(Stored items from a collection)
- - -

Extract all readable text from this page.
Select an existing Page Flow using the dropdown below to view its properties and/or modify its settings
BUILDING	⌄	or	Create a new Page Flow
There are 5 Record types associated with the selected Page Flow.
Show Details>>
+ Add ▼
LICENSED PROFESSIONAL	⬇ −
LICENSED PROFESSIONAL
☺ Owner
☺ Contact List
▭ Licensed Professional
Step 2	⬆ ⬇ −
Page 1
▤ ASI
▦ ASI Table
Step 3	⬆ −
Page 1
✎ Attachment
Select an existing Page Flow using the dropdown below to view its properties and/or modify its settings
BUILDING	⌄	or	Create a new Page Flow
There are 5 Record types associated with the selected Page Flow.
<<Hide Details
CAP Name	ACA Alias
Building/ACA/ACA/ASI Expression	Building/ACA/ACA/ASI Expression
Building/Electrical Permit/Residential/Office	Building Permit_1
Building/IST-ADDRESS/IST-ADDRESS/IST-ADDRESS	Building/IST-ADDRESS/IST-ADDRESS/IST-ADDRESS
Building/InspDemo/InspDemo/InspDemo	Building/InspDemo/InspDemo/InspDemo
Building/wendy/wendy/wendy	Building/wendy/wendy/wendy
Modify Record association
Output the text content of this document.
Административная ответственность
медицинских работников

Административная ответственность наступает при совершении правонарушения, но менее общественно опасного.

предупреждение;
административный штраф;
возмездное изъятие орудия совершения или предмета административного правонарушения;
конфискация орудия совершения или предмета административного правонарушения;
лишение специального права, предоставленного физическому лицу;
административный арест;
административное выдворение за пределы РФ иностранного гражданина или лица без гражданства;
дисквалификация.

- - -

Requirements: Extract lines where the string "правонарушения" occurs.

Expected answer:
Административная ответственность наступает при совершении правонарушения, но менее общественно опасного.
возмездное изъятие орудия совершения или предмета административного правонарушения;
конфискация орудия совершения или предмета административного правонарушения;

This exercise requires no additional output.